Tally the lines in the data below that contain the string "portion", and give only the number.

↓↓↓

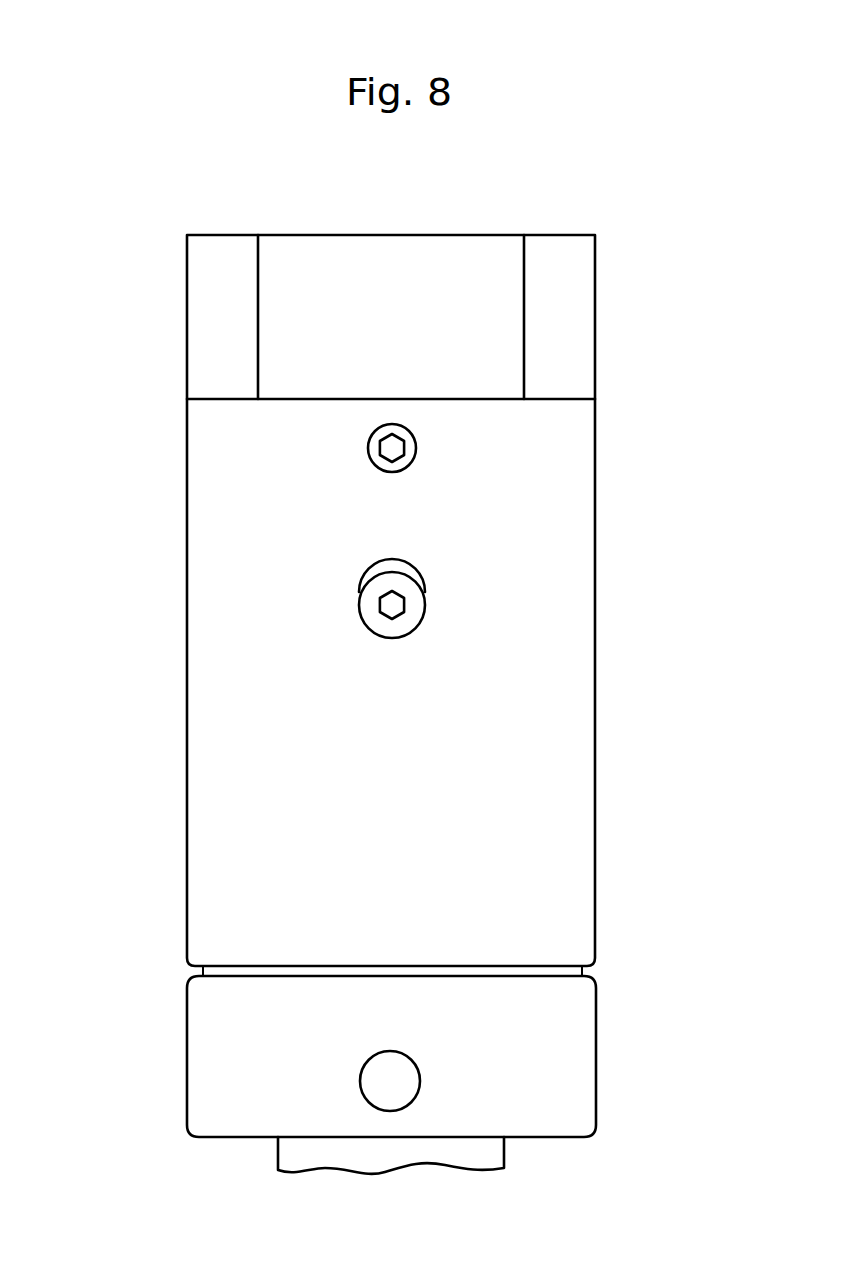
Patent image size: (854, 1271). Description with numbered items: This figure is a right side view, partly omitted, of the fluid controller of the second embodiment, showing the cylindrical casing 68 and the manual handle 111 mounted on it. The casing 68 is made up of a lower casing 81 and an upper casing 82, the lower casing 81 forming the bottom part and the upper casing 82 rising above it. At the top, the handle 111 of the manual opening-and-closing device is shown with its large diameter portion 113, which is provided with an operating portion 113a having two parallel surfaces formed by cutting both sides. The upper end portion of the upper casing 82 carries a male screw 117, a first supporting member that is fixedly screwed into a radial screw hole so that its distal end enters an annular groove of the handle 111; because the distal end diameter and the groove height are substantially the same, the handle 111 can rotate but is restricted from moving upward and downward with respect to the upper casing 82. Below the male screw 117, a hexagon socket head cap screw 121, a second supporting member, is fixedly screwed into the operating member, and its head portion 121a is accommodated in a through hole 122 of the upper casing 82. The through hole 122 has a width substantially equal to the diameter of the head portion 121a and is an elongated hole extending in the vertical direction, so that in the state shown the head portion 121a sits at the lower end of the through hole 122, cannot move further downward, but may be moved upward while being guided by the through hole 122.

The cylindrical casing 68 is at (595, 860).
The lower casing 81 is at (577, 1063).
The upper casing 82 is at (580, 773).
The manual handle 111 is at (595, 293).
The large diameter portion 113 is at (203, 282).
The operating portion 113a is at (525, 267).
The male screw 117 is at (417, 443).
The hexagon socket head cap screw 121 is at (423, 613).
The head portion 121a is at (407, 623).
The through hole 122 is at (408, 568).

↑↑↑

[Answer to this exercise]
4